Dataset rows:
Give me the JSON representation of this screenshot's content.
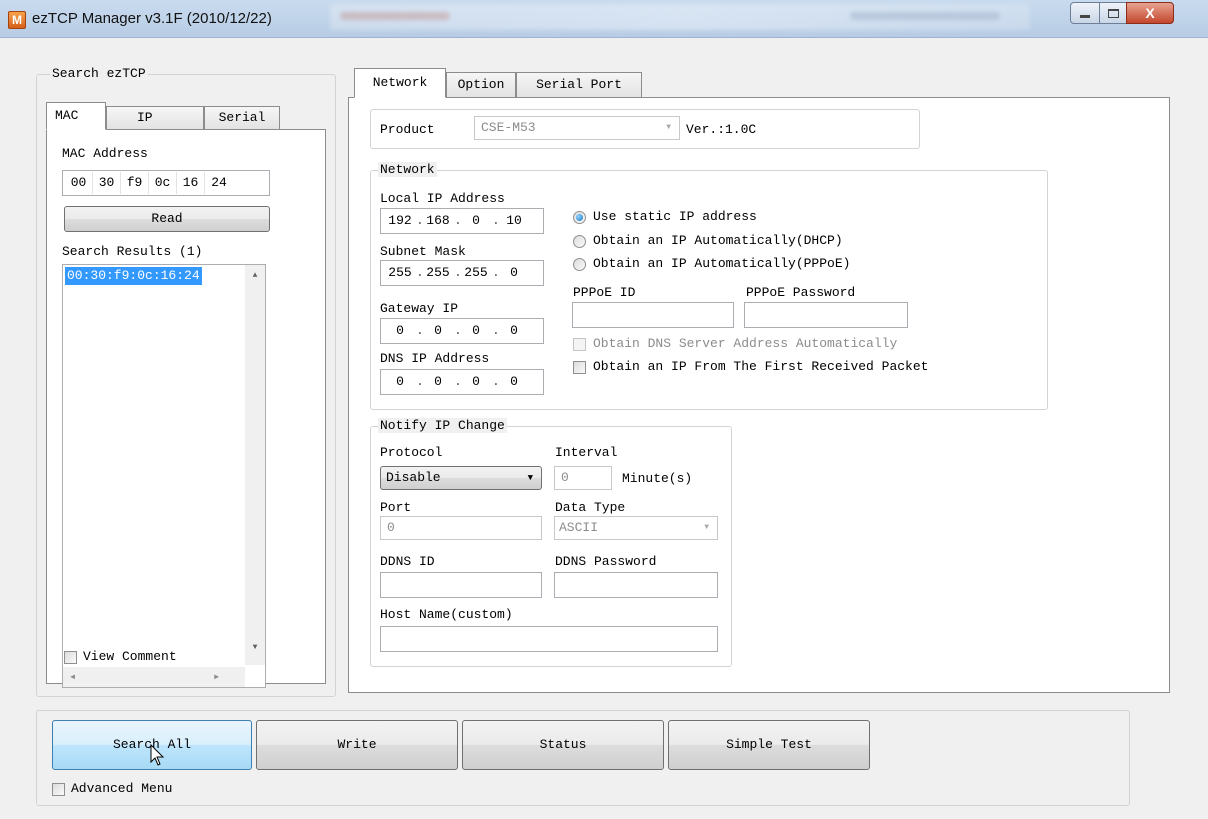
{
  "window": {
    "title": "ezTCP Manager v3.1F (2010/12/22)",
    "icon_letter": "M",
    "close_glyph": "X"
  },
  "search": {
    "group_label": "Search ezTCP",
    "tabs": [
      "MAC",
      "IP",
      "Serial"
    ],
    "active_tab": "MAC",
    "mac_label": "MAC Address",
    "mac_segments": [
      "00",
      "30",
      "f9",
      "0c",
      "16",
      "24"
    ],
    "read_button": "Read",
    "results_label": "Search Results (1)",
    "results": [
      "00:30:f9:0c:16:24"
    ],
    "view_comment": "View Comment",
    "arrows": {
      "up": "▲",
      "down": "▼",
      "left": "◂",
      "right": "▸"
    }
  },
  "tabs": {
    "items": [
      "Network",
      "Option",
      "Serial Port"
    ],
    "active": "Network"
  },
  "product": {
    "label": "Product",
    "value": "CSE-M53",
    "version": "Ver.:1.0C"
  },
  "network": {
    "group_label": "Network",
    "local_ip_label": "Local IP Address",
    "local_ip": [
      "192",
      "168",
      "0",
      "10"
    ],
    "subnet_label": "Subnet Mask",
    "subnet": [
      "255",
      "255",
      "255",
      "0"
    ],
    "gateway_label": "Gateway IP",
    "gateway": [
      "0",
      "0",
      "0",
      "0"
    ],
    "dns_label": "DNS IP Address",
    "dns": [
      "0",
      "0",
      "0",
      "0"
    ],
    "ip_mode_options": [
      "Use static IP address",
      "Obtain an IP Automatically(DHCP)",
      "Obtain an IP Automatically(PPPoE)"
    ],
    "ip_mode_selected": 0,
    "pppoe_id_label": "PPPoE ID",
    "pppoe_id": "",
    "pppoe_password_label": "PPPoE Password",
    "pppoe_password": "",
    "obtain_dns_auto": "Obtain DNS Server Address Automatically",
    "obtain_first_packet": "Obtain an IP From The First Received Packet"
  },
  "notify": {
    "group_label": "Notify IP Change",
    "protocol_label": "Protocol",
    "protocol_value": "Disable",
    "interval_label": "Interval",
    "interval_value": "0",
    "interval_unit": "Minute(s)",
    "port_label": "Port",
    "port_value": "0",
    "data_type_label": "Data Type",
    "data_type_value": "ASCII",
    "ddns_id_label": "DDNS ID",
    "ddns_id": "",
    "ddns_password_label": "DDNS Password",
    "ddns_password": "",
    "host_name_label": "Host Name(custom)",
    "host_name": ""
  },
  "bottom": {
    "search_all": "Search All",
    "write": "Write",
    "status": "Status",
    "simple_test": "Simple Test",
    "advanced_menu": "Advanced Menu"
  },
  "colors": {
    "selection": "#3399ff",
    "accent": "#1a6fc4"
  }
}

What you have to do:
Leave out the pictures and repeat everything else in the records exactly.

Result below:
Give me the JSON representation of this screenshot's content.
{
  "window": {
    "title": "ezTCP Manager v3.1F (2010/12/22)",
    "icon_letter": "M",
    "close_glyph": "X"
  },
  "search": {
    "group_label": "Search ezTCP",
    "tabs": [
      "MAC",
      "IP",
      "Serial"
    ],
    "active_tab": "MAC",
    "mac_label": "MAC Address",
    "mac_segments": [
      "00",
      "30",
      "f9",
      "0c",
      "16",
      "24"
    ],
    "read_button": "Read",
    "results_label": "Search Results (1)",
    "results": [
      "00:30:f9:0c:16:24"
    ],
    "view_comment": "View Comment",
    "arrows": {
      "up": "▲",
      "down": "▼",
      "left": "◂",
      "right": "▸"
    }
  },
  "tabs": {
    "items": [
      "Network",
      "Option",
      "Serial Port"
    ],
    "active": "Network"
  },
  "product": {
    "label": "Product",
    "value": "CSE-M53",
    "version": "Ver.:1.0C"
  },
  "network": {
    "group_label": "Network",
    "local_ip_label": "Local IP Address",
    "local_ip": [
      "192",
      "168",
      "0",
      "10"
    ],
    "subnet_label": "Subnet Mask",
    "subnet": [
      "255",
      "255",
      "255",
      "0"
    ],
    "gateway_label": "Gateway IP",
    "gateway": [
      "0",
      "0",
      "0",
      "0"
    ],
    "dns_label": "DNS IP Address",
    "dns": [
      "0",
      "0",
      "0",
      "0"
    ],
    "ip_mode_options": [
      "Use static IP address",
      "Obtain an IP Automatically(DHCP)",
      "Obtain an IP Automatically(PPPoE)"
    ],
    "ip_mode_selected": 0,
    "pppoe_id_label": "PPPoE ID",
    "pppoe_id": "",
    "pppoe_password_label": "PPPoE Password",
    "pppoe_password": "",
    "obtain_dns_auto": "Obtain DNS Server Address Automatically",
    "obtain_first_packet": "Obtain an IP From The First Received Packet"
  },
  "notify": {
    "group_label": "Notify IP Change",
    "protocol_label": "Protocol",
    "protocol_value": "Disable",
    "interval_label": "Interval",
    "interval_value": "0",
    "interval_unit": "Minute(s)",
    "port_label": "Port",
    "port_value": "0",
    "data_type_label": "Data Type",
    "data_type_value": "ASCII",
    "ddns_id_label": "DDNS ID",
    "ddns_id": "",
    "ddns_password_label": "DDNS Password",
    "ddns_password": "",
    "host_name_label": "Host Name(custom)",
    "host_name": ""
  },
  "bottom": {
    "search_all": "Search All",
    "write": "Write",
    "status": "Status",
    "simple_test": "Simple Test",
    "advanced_menu": "Advanced Menu"
  },
  "colors": {
    "selection": "#3399ff",
    "accent": "#1a6fc4"
  }
}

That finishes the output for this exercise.